[Problem description]
Below are the records. List every line holding the word "JSON".

[Excerpted records]
============
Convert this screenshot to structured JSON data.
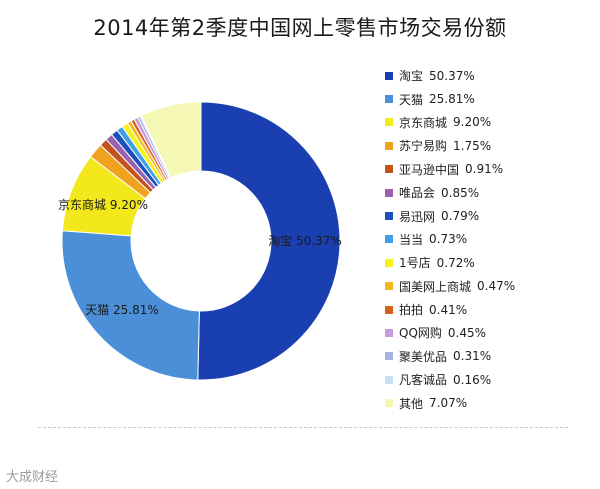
{
  "watermark": "大成财经",
  "chart_data": {
    "type": "pie",
    "donut": true,
    "title": "2014年第2季度中国网上零售市场交易份额",
    "unit": "%",
    "legend_position": "right",
    "slices": [
      {
        "name": "淘宝",
        "value": 50.37,
        "display": "50.37%",
        "color": "#1a3fb0",
        "label_on_chart": true
      },
      {
        "name": "天猫",
        "value": 25.81,
        "display": "25.81%",
        "color": "#4a8fd8",
        "label_on_chart": true
      },
      {
        "name": "京东商城",
        "value": 9.2,
        "display": "9.20%",
        "color": "#f2e81b",
        "label_on_chart": true
      },
      {
        "name": "苏宁易购",
        "value": 1.75,
        "display": "1.75%",
        "color": "#f0a21e",
        "label_on_chart": false
      },
      {
        "name": "亚马逊中国",
        "value": 0.91,
        "display": "0.91%",
        "color": "#c2531d",
        "label_on_chart": false
      },
      {
        "name": "唯品会",
        "value": 0.85,
        "display": "0.85%",
        "color": "#9b62b0",
        "label_on_chart": false
      },
      {
        "name": "易迅网",
        "value": 0.79,
        "display": "0.79%",
        "color": "#1e4fc0",
        "label_on_chart": false
      },
      {
        "name": "当当",
        "value": 0.73,
        "display": "0.73%",
        "color": "#3fa0e6",
        "label_on_chart": false
      },
      {
        "name": "1号店",
        "value": 0.72,
        "display": "0.72%",
        "color": "#f6f01c",
        "label_on_chart": false
      },
      {
        "name": "国美网上商城",
        "value": 0.47,
        "display": "0.47%",
        "color": "#f3b81f",
        "label_on_chart": false
      },
      {
        "name": "拍拍",
        "value": 0.41,
        "display": "0.41%",
        "color": "#d8601f",
        "label_on_chart": false
      },
      {
        "name": "QQ网购",
        "value": 0.45,
        "display": "0.45%",
        "color": "#c79ad8",
        "label_on_chart": false
      },
      {
        "name": "聚美优品",
        "value": 0.31,
        "display": "0.31%",
        "color": "#a8b4e0",
        "label_on_chart": false
      },
      {
        "name": "凡客诚品",
        "value": 0.16,
        "display": "0.16%",
        "color": "#c6def2",
        "label_on_chart": false
      },
      {
        "name": "其他",
        "value": 7.07,
        "display": "7.07%",
        "color": "#f4f8b4",
        "label_on_chart": false
      }
    ]
  }
}
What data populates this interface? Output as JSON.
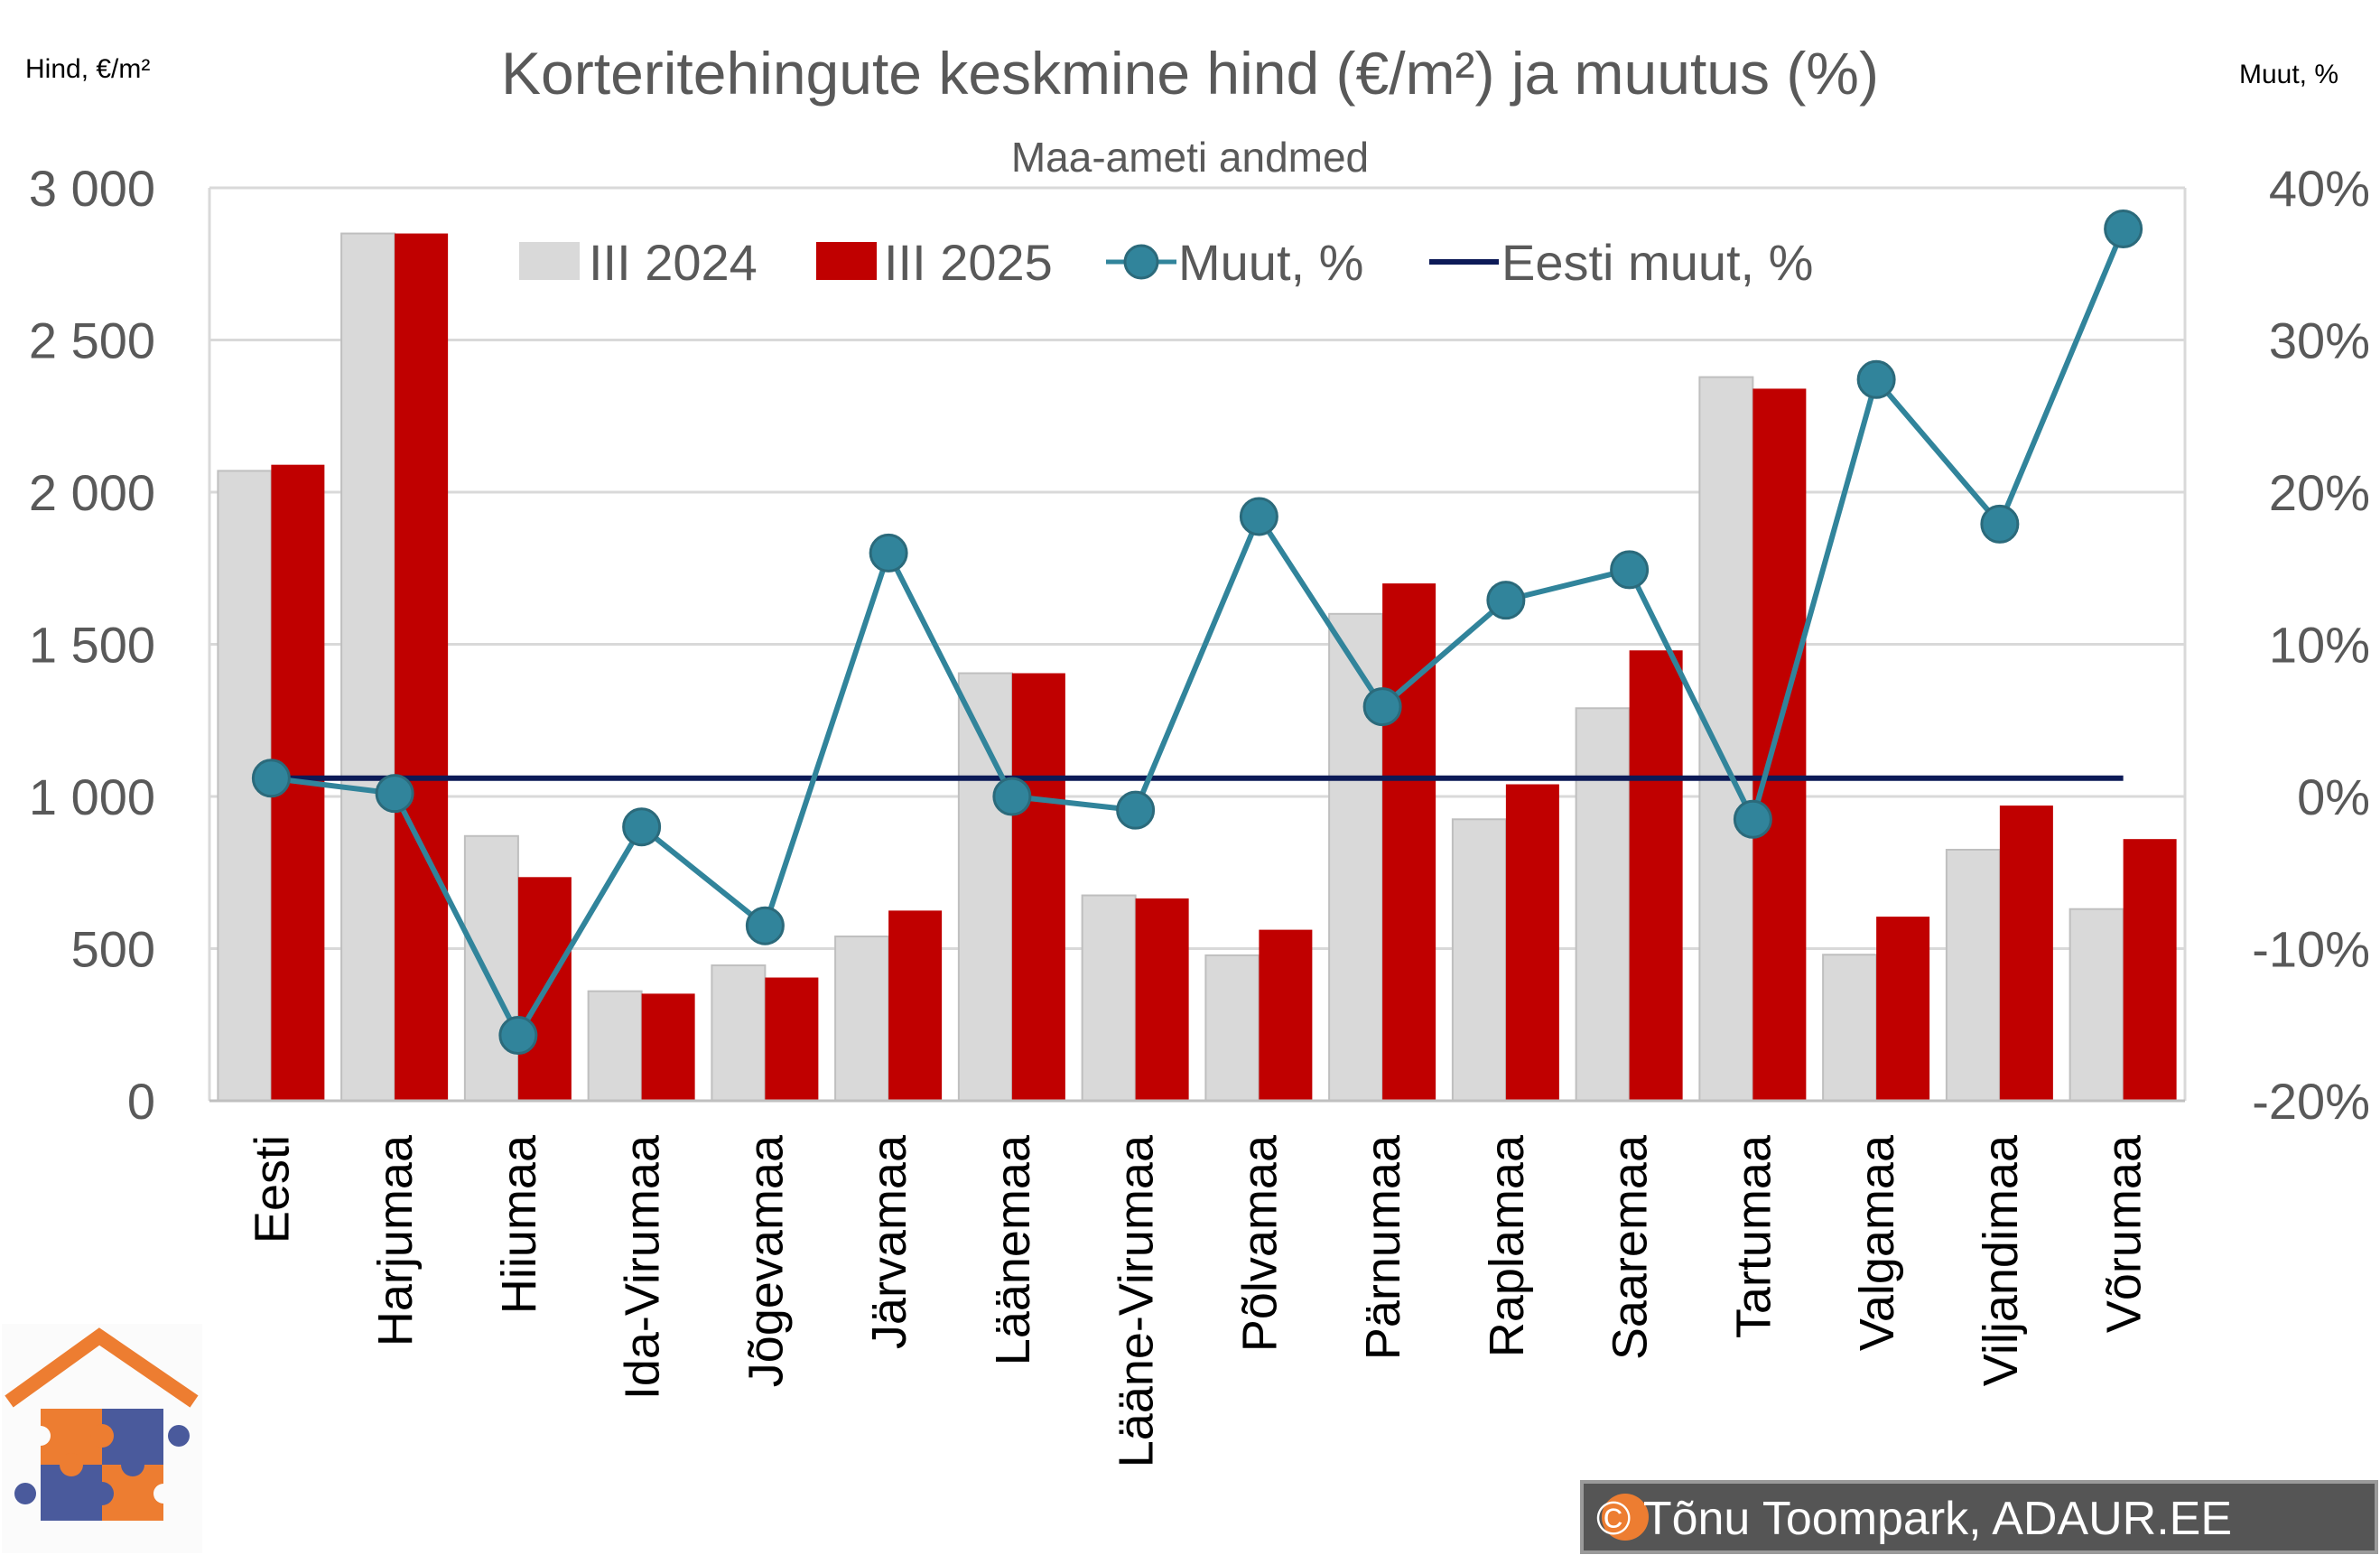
{
  "chart_data": {
    "type": "bar",
    "title": "Korteritehingute keskmine hind (€/m²) ja muutus (%)",
    "subtitle": "Maa-ameti andmed",
    "ylabel": "Hind, €/m²",
    "y2label": "Muut, %",
    "ylim": [
      0,
      3000
    ],
    "y2lim": [
      -20,
      40
    ],
    "yticks": [
      "0",
      "500",
      "1 000",
      "1 500",
      "2 000",
      "2 500",
      "3 000"
    ],
    "y2ticks": [
      "-20%",
      "-10%",
      "0%",
      "10%",
      "20%",
      "30%",
      "40%"
    ],
    "grid": true,
    "legend_position": "top",
    "categories": [
      "Eesti",
      "Harjumaa",
      "Hiiumaa",
      "Ida-Virumaa",
      "Jõgevamaa",
      "Järvamaa",
      "Läänemaa",
      "Lääne-Virumaa",
      "Põlvamaa",
      "Pärnumaa",
      "Raplamaa",
      "Saaremaa",
      "Tartumaa",
      "Valgamaa",
      "Viljandimaa",
      "Võrumaa"
    ],
    "series": [
      {
        "name": "III 2024",
        "type": "bar",
        "axis": "left",
        "color": "#d9d9d9",
        "values": [
          2070,
          2850,
          870,
          360,
          445,
          540,
          1405,
          675,
          478,
          1600,
          925,
          1290,
          2378,
          480,
          825,
          630
        ]
      },
      {
        "name": "III 2025",
        "type": "bar",
        "axis": "left",
        "color": "#c00000",
        "values": [
          2090,
          2850,
          735,
          352,
          405,
          625,
          1405,
          665,
          562,
          1700,
          1040,
          1480,
          2340,
          605,
          970,
          860
        ]
      },
      {
        "name": "Muut, %",
        "type": "line",
        "axis": "right",
        "color": "#31849b",
        "values": [
          1.2,
          0.2,
          -15.7,
          -2.0,
          -8.5,
          16.0,
          0.0,
          -0.9,
          18.4,
          5.9,
          12.9,
          14.9,
          -1.5,
          27.4,
          17.9,
          37.3
        ]
      },
      {
        "name": "Eesti muut, %",
        "type": "line",
        "axis": "right",
        "color": "#0c1a57",
        "values": [
          1.2,
          1.2,
          1.2,
          1.2,
          1.2,
          1.2,
          1.2,
          1.2,
          1.2,
          1.2,
          1.2,
          1.2,
          1.2,
          1.2,
          1.2,
          1.2
        ]
      }
    ]
  },
  "credit": "© Tõnu Toompark, ADAUR.EE",
  "colors": {
    "text": "#595959",
    "grid": "#d9d9d9",
    "bar_2024": "#d9d9d9",
    "bar_2025": "#c00000",
    "line_change": "#31849b",
    "line_estonia": "#0c1a57",
    "credit_bg": "#555555",
    "logo_orange": "#ed7d31",
    "logo_blue": "#4a5a9c"
  }
}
============
[Exercise solution]
Convert this screenshot to structured JSON data.
What data populates this interface? Output as JSON.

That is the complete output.